<<<<
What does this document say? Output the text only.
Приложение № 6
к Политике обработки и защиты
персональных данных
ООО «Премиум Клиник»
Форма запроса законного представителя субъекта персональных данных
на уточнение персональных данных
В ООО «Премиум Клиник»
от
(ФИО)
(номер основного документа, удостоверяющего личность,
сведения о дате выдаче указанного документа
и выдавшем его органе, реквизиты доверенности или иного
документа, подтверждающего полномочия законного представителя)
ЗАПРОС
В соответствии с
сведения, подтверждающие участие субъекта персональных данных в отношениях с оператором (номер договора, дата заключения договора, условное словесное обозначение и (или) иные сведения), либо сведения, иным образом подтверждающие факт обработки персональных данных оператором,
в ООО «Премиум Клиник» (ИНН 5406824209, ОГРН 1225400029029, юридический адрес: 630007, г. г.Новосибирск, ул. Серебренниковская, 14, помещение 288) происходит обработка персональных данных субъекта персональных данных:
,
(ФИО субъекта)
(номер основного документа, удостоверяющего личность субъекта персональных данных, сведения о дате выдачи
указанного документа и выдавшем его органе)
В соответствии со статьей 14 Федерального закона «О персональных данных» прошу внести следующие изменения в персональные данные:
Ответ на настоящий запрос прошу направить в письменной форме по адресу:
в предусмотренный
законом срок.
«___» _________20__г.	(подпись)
>>>>
→ Set exercise
Set down all of the entries exactly, please.

→ Finished task
What does this document say? Output the text only.
Приложение № 6
к Политике обработки и защиты
персональных данных
ООО «Премиум Клиник»
Форма запроса законного представителя субъекта персональных данных
на уточнение персональных данных
В ООО «Премиум Клиник»
от
(ФИО)
(номер основного документа, удостоверяющего личность,
сведения о дате выдаче указанного документа
и выдавшем его органе, реквизиты доверенности или иного
документа, подтверждающего полномочия законного представителя)
ЗАПРОС
В соответствии с
сведения, подтверждающие участие субъекта персональных данных в отношениях с оператором (номер договора, дата заключения договора, условное словесное обозначение и (или) иные сведения), либо сведения, иным образом подтверждающие факт обработки персональных данных оператором,
в ООО «Премиум Клиник» (ИНН 5406824209, ОГРН 1225400029029, юридический адрес: 630007, г. г.Новосибирск, ул. Серебренниковская, 14, помещение 288) происходит обработка персональных данных субъекта персональных данных:
,
(ФИО субъекта)
(номер основного документа, удостоверяющего личность субъекта персональных данных, сведения о дате выдачи
указанного документа и выдавшем его органе)
В соответствии со статьей 14 Федерального закона «О персональных данных» прошу внести следующие изменения в персональные данные:
Ответ на настоящий запрос прошу направить в письменной форме по адресу:
в предусмотренный
законом срок.
«___» _________20__г.	(подпись)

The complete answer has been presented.